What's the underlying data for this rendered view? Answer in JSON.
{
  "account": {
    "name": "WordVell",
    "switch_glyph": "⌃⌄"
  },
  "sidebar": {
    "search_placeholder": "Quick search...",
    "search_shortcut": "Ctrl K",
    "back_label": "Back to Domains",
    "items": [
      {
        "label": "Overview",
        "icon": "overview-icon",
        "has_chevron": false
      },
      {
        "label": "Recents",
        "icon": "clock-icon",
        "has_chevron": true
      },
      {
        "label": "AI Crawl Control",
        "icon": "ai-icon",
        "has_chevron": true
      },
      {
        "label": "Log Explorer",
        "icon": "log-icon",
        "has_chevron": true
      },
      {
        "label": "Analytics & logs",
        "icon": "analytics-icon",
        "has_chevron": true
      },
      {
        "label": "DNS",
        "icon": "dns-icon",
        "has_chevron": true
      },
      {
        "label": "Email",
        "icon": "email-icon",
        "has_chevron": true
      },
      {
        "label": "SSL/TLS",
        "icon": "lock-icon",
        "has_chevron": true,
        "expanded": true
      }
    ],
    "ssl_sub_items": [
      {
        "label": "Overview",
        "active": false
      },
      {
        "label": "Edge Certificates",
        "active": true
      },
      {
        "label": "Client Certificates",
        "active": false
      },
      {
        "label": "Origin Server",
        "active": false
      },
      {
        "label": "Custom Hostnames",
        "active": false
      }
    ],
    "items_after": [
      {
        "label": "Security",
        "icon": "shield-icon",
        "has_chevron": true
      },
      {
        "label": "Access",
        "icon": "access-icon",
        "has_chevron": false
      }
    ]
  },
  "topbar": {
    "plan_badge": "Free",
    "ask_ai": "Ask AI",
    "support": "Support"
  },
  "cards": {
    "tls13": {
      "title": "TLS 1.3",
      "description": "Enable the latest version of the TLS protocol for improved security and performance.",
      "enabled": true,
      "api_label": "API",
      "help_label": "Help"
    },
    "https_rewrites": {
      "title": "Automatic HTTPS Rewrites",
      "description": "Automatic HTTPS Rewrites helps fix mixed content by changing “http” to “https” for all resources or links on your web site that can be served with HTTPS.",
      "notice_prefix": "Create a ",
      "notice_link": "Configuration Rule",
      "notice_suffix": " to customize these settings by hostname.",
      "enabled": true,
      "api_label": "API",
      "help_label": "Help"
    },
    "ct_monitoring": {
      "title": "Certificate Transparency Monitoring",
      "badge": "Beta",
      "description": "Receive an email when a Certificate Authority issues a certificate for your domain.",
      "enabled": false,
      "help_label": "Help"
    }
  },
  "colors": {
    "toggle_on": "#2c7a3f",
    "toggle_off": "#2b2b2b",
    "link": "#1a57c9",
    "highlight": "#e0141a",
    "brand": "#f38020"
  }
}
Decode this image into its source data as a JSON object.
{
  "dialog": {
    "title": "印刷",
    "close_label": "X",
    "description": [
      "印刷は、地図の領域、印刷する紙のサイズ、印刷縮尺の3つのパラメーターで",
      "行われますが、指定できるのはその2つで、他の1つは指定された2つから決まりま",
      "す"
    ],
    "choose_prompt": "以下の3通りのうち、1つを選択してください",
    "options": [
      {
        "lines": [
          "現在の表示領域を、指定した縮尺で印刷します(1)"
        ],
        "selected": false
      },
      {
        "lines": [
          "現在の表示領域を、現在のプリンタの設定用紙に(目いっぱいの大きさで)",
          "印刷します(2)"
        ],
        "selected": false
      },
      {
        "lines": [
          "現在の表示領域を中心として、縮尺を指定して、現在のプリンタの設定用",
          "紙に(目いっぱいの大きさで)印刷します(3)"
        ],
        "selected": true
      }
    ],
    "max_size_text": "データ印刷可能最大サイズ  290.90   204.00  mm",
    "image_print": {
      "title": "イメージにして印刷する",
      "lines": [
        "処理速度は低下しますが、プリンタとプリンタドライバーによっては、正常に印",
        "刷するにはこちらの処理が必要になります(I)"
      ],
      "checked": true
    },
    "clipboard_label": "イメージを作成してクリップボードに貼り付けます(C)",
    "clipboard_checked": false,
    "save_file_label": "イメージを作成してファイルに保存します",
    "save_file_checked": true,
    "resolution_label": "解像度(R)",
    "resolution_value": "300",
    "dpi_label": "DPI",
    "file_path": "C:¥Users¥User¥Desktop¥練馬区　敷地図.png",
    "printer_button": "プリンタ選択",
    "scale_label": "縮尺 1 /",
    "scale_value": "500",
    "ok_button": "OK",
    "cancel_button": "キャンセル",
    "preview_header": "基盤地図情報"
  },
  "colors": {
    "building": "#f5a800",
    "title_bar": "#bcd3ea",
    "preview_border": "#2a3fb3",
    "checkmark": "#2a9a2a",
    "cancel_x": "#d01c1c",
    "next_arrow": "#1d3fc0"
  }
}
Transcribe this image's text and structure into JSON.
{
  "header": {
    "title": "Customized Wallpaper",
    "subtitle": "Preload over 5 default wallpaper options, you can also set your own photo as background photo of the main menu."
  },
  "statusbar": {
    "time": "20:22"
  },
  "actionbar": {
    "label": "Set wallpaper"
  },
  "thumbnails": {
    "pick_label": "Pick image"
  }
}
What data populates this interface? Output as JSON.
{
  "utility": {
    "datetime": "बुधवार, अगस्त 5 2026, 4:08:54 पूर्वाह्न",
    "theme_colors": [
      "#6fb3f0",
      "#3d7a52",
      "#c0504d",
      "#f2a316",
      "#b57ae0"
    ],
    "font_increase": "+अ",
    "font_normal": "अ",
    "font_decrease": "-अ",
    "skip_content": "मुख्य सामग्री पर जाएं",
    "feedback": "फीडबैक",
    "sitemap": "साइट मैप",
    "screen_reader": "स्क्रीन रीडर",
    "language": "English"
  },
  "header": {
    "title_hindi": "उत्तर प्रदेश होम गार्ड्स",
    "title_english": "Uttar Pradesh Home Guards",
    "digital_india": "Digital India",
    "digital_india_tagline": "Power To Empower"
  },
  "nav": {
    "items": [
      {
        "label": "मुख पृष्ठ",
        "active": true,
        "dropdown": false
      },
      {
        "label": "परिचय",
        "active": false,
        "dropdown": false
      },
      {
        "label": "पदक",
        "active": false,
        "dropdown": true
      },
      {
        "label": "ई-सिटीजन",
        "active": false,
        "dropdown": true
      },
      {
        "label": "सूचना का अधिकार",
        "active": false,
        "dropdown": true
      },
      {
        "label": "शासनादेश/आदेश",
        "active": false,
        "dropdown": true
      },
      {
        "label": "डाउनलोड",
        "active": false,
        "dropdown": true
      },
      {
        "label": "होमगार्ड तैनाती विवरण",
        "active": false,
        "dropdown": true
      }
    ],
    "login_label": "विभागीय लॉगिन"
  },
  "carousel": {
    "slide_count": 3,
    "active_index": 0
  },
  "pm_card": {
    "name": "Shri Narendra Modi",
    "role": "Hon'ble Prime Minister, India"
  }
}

What to work on: Return the line that contains "What data populates" along with every line after it through the end of the entries, exactly, adding nothing.

Written response:
What data populates this interface? Output as JSON.
{
  "utility": {
    "datetime": "बुधवार, अगस्त 5 2026, 4:08:54 पूर्वाह्न",
    "theme_colors": [
      "#6fb3f0",
      "#3d7a52",
      "#c0504d",
      "#f2a316",
      "#b57ae0"
    ],
    "font_increase": "+अ",
    "font_normal": "अ",
    "font_decrease": "-अ",
    "skip_content": "मुख्य सामग्री पर जाएं",
    "feedback": "फीडबैक",
    "sitemap": "साइट मैप",
    "screen_reader": "स्क्रीन रीडर",
    "language": "English"
  },
  "header": {
    "title_hindi": "उत्तर प्रदेश होम गार्ड्स",
    "title_english": "Uttar Pradesh Home Guards",
    "digital_india": "Digital India",
    "digital_india_tagline": "Power To Empower"
  },
  "nav": {
    "items": [
      {
        "label": "मुख पृष्ठ",
        "active": true,
        "dropdown": false
      },
      {
        "label": "परिचय",
        "active": false,
        "dropdown": false
      },
      {
        "label": "पदक",
        "active": false,
        "dropdown": true
      },
      {
        "label": "ई-सिटीजन",
        "active": false,
        "dropdown": true
      },
      {
        "label": "सूचना का अधिकार",
        "active": false,
        "dropdown": true
      },
      {
        "label": "शासनादेश/आदेश",
        "active": false,
        "dropdown": true
      },
      {
        "label": "डाउनलोड",
        "active": false,
        "dropdown": true
      },
      {
        "label": "होमगार्ड तैनाती विवरण",
        "active": false,
        "dropdown": true
      }
    ],
    "login_label": "विभागीय लॉगिन"
  },
  "carousel": {
    "slide_count": 3,
    "active_index": 0
  },
  "pm_card": {
    "name": "Shri Narendra Modi",
    "role": "Hon'ble Prime Minister, India"
  }
}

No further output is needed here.